Aim » Omit any picture, and return the remaining data exactly as written.

>> Start Data for the task

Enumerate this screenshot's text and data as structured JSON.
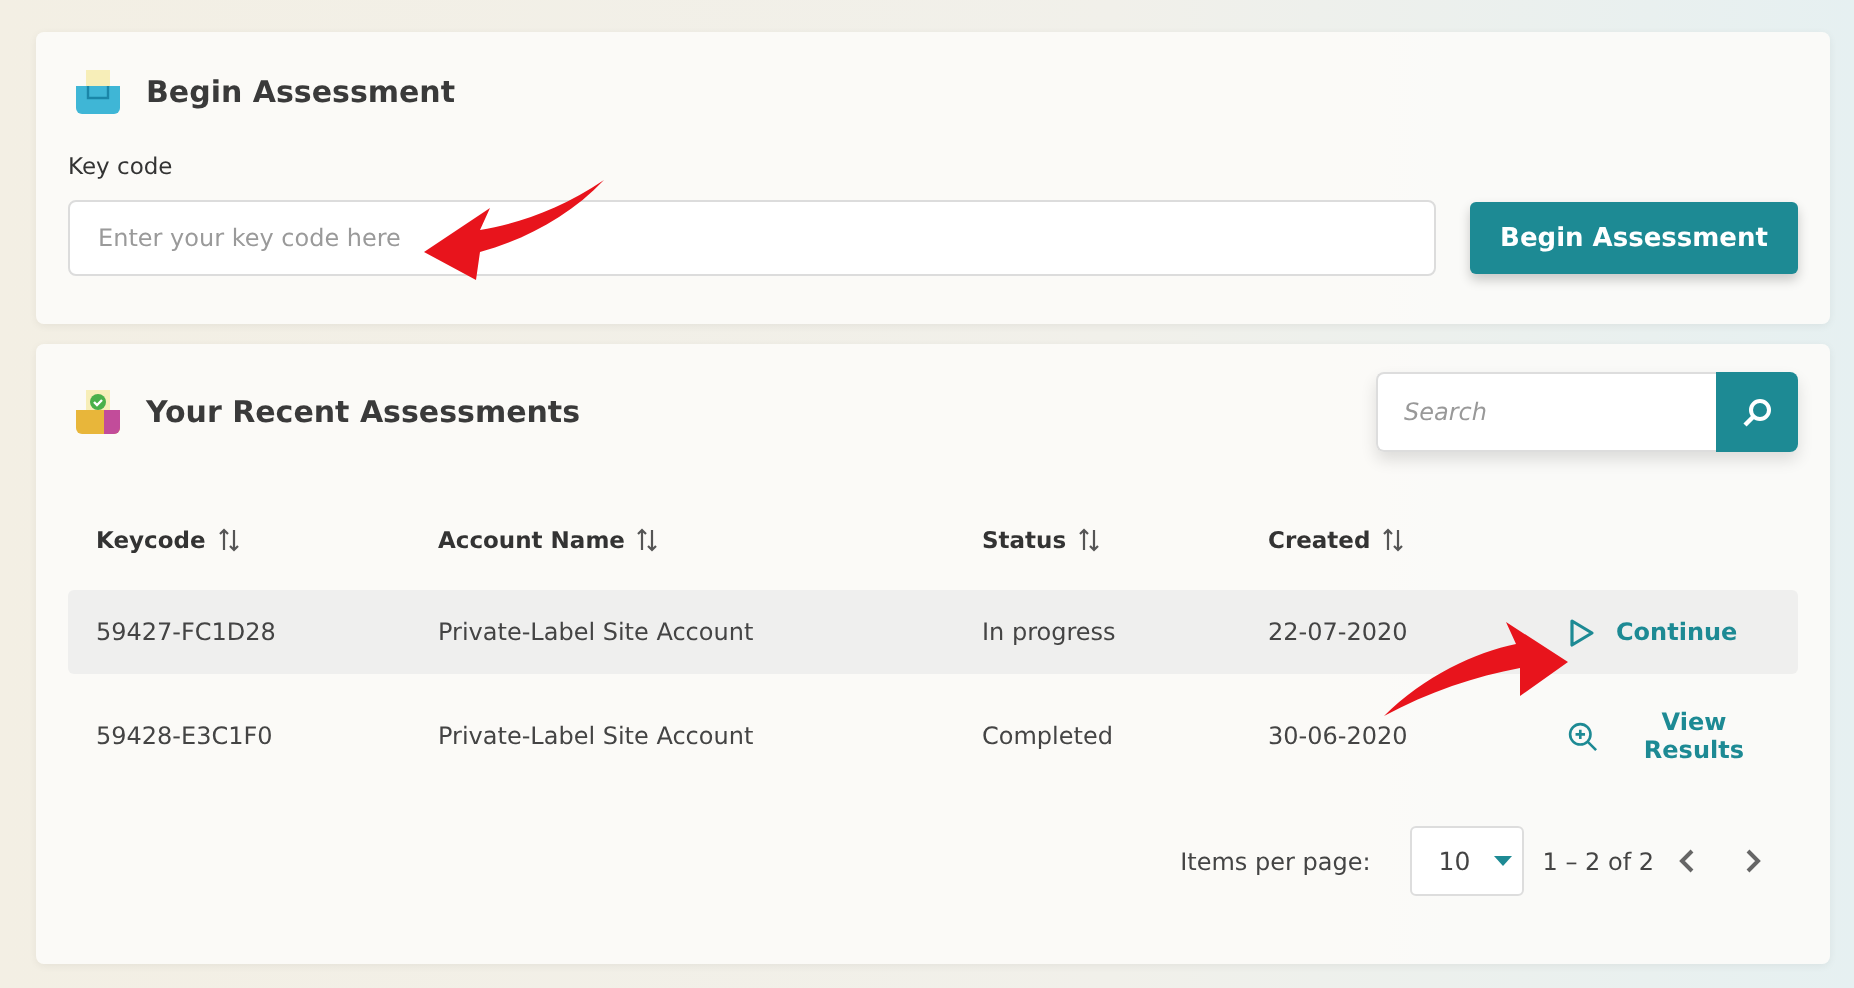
{
  "begin_card": {
    "title": "Begin Assessment",
    "key_label": "Key code",
    "key_placeholder": "Enter your key code here",
    "button": "Begin Assessment"
  },
  "recent_card": {
    "title": "Your Recent Assessments",
    "search": {
      "placeholder": "Search"
    },
    "table": {
      "columns": [
        "Keycode",
        "Account Name",
        "Status",
        "Created"
      ],
      "rows": [
        {
          "keycode": "59427-FC1D28",
          "account": "Private-Label Site Account",
          "status": "In progress",
          "created": "22-07-2020",
          "action": {
            "kind": "play",
            "label": "Continue"
          },
          "selected": true
        },
        {
          "keycode": "59428-E3C1F0",
          "account": "Private-Label Site Account",
          "status": "Completed",
          "created": "30-06-2020",
          "action": {
            "kind": "zoom",
            "label": "View Results"
          },
          "selected": false
        }
      ]
    },
    "pagination": {
      "label": "Items per page:",
      "page_size": "10",
      "range": "1 – 2 of 2"
    }
  }
}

>> End Data for the task

Worked answer »
Enumerate this screenshot's text and data as structured JSON.
{
  "begin_card": {
    "title": "Begin Assessment",
    "key_label": "Key code",
    "key_placeholder": "Enter your key code here",
    "button": "Begin Assessment"
  },
  "recent_card": {
    "title": "Your Recent Assessments",
    "search": {
      "placeholder": "Search"
    },
    "table": {
      "columns": [
        "Keycode",
        "Account Name",
        "Status",
        "Created"
      ],
      "rows": [
        {
          "keycode": "59427-FC1D28",
          "account": "Private-Label Site Account",
          "status": "In progress",
          "created": "22-07-2020",
          "action": {
            "kind": "play",
            "label": "Continue"
          },
          "selected": true
        },
        {
          "keycode": "59428-E3C1F0",
          "account": "Private-Label Site Account",
          "status": "Completed",
          "created": "30-06-2020",
          "action": {
            "kind": "zoom",
            "label": "View Results"
          },
          "selected": false
        }
      ]
    },
    "pagination": {
      "label": "Items per page:",
      "page_size": "10",
      "range": "1 – 2 of 2"
    }
  }
}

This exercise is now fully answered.